* INSTRUCTIONS TO FOLLOW: Copy the lines below as they are; omit the images they contain.

* MATERIAL FOR THE TASK:
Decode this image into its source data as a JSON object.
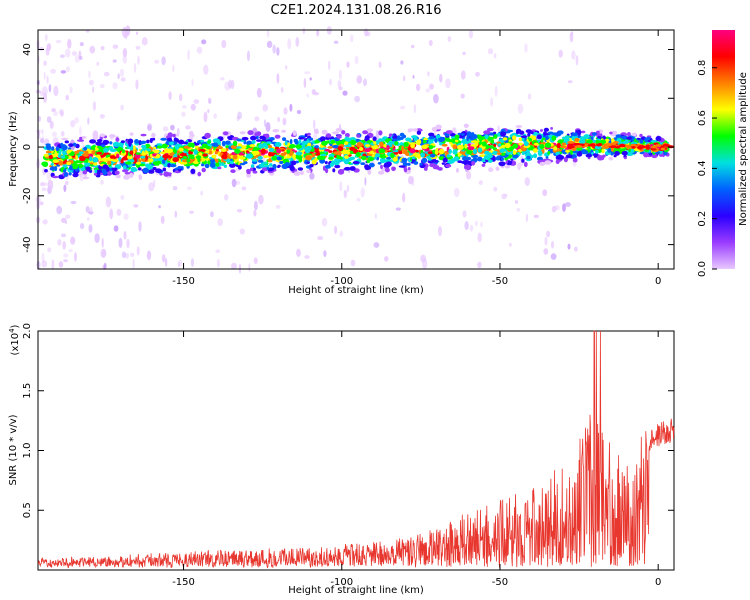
{
  "title": "C2E1.2024.131.08.26.R16",
  "colors": {
    "snr_line": "#e8372f",
    "axes": "#000000"
  },
  "chart_data": [
    {
      "type": "heatmap",
      "xlabel": "Height of straight line (km)",
      "ylabel": "Frequency (Hz)",
      "xlim": [
        -196,
        5
      ],
      "ylim": [
        -50,
        48
      ],
      "xticks": [
        -150,
        -100,
        -50,
        0
      ],
      "yticks": [
        -40,
        -20,
        0,
        20,
        40
      ],
      "xtick_labels": [
        "-150",
        "-100",
        "-50",
        "0"
      ],
      "ytick_labels": [
        "-40",
        "-20",
        "0",
        "20",
        "40"
      ],
      "colormap": [
        "#ffffff",
        "#e8c8ff",
        "#9a3cff",
        "#2b00ff",
        "#0060ff",
        "#00e0e0",
        "#00ff00",
        "#ffff00",
        "#ff8000",
        "#ff0000",
        "#ff0080"
      ],
      "trend": {
        "x": [
          -196,
          -150,
          -100,
          -50,
          -25,
          0
        ],
        "y": [
          -5,
          -3,
          -2,
          0,
          1,
          0
        ]
      },
      "colorbar": {
        "label": "Normalized spectral amplitude",
        "range": [
          0,
          0.95
        ],
        "ticks": [
          0.0,
          0.2,
          0.4,
          0.6,
          0.8
        ],
        "tick_labels": [
          "0.0",
          "0.2",
          "0.4",
          "0.6",
          "0.8"
        ]
      }
    },
    {
      "type": "line",
      "xlabel": "Height of straight line (km)",
      "ylabel": "SNR (10 * v/v)",
      "scale_label": "(x10",
      "scale_exponent": "4",
      "xlim": [
        -196,
        5
      ],
      "ylim": [
        0,
        20000
      ],
      "xticks": [
        -150,
        -100,
        -50,
        0
      ],
      "yticks": [
        5000,
        10000,
        15000,
        20000
      ],
      "xtick_labels": [
        "-150",
        "-100",
        "-50",
        "0"
      ],
      "ytick_labels": [
        "0.5",
        "1.0",
        "1.5",
        "2.0"
      ],
      "series": [
        {
          "envelope_x": [
            -196,
            -170,
            -150,
            -130,
            -110,
            -100,
            -90,
            -80,
            -70,
            -60,
            -50,
            -40,
            -30,
            -25,
            -20,
            -15,
            -10,
            -5,
            0,
            5
          ],
          "envelope_y": [
            600,
            900,
            1200,
            1500,
            1600,
            1800,
            2000,
            2500,
            3200,
            4500,
            5500,
            6500,
            8500,
            11000,
            13500,
            11000,
            9000,
            11500,
            12000,
            12500
          ]
        }
      ]
    }
  ]
}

* TASK RESPONSE:
Decode this image into its source data as a JSON object.
{
  "title": "C2E1.2024.131.08.26.R16",
  "colors": {
    "snr_line": "#e8372f",
    "axes": "#000000"
  },
  "chart_data": [
    {
      "type": "heatmap",
      "xlabel": "Height of straight line (km)",
      "ylabel": "Frequency (Hz)",
      "xlim": [
        -196,
        5
      ],
      "ylim": [
        -50,
        48
      ],
      "xticks": [
        -150,
        -100,
        -50,
        0
      ],
      "yticks": [
        -40,
        -20,
        0,
        20,
        40
      ],
      "xtick_labels": [
        "-150",
        "-100",
        "-50",
        "0"
      ],
      "ytick_labels": [
        "-40",
        "-20",
        "0",
        "20",
        "40"
      ],
      "colormap": [
        "#ffffff",
        "#e8c8ff",
        "#9a3cff",
        "#2b00ff",
        "#0060ff",
        "#00e0e0",
        "#00ff00",
        "#ffff00",
        "#ff8000",
        "#ff0000",
        "#ff0080"
      ],
      "trend": {
        "x": [
          -196,
          -150,
          -100,
          -50,
          -25,
          0
        ],
        "y": [
          -5,
          -3,
          -2,
          0,
          1,
          0
        ]
      },
      "colorbar": {
        "label": "Normalized spectral amplitude",
        "range": [
          0,
          0.95
        ],
        "ticks": [
          0.0,
          0.2,
          0.4,
          0.6,
          0.8
        ],
        "tick_labels": [
          "0.0",
          "0.2",
          "0.4",
          "0.6",
          "0.8"
        ]
      }
    },
    {
      "type": "line",
      "xlabel": "Height of straight line (km)",
      "ylabel": "SNR (10 * v/v)",
      "scale_label": "(x10",
      "scale_exponent": "4",
      "xlim": [
        -196,
        5
      ],
      "ylim": [
        0,
        20000
      ],
      "xticks": [
        -150,
        -100,
        -50,
        0
      ],
      "yticks": [
        5000,
        10000,
        15000,
        20000
      ],
      "xtick_labels": [
        "-150",
        "-100",
        "-50",
        "0"
      ],
      "ytick_labels": [
        "0.5",
        "1.0",
        "1.5",
        "2.0"
      ],
      "series": [
        {
          "envelope_x": [
            -196,
            -170,
            -150,
            -130,
            -110,
            -100,
            -90,
            -80,
            -70,
            -60,
            -50,
            -40,
            -30,
            -25,
            -20,
            -15,
            -10,
            -5,
            0,
            5
          ],
          "envelope_y": [
            600,
            900,
            1200,
            1500,
            1600,
            1800,
            2000,
            2500,
            3200,
            4500,
            5500,
            6500,
            8500,
            11000,
            13500,
            11000,
            9000,
            11500,
            12000,
            12500
          ]
        }
      ]
    }
  ]
}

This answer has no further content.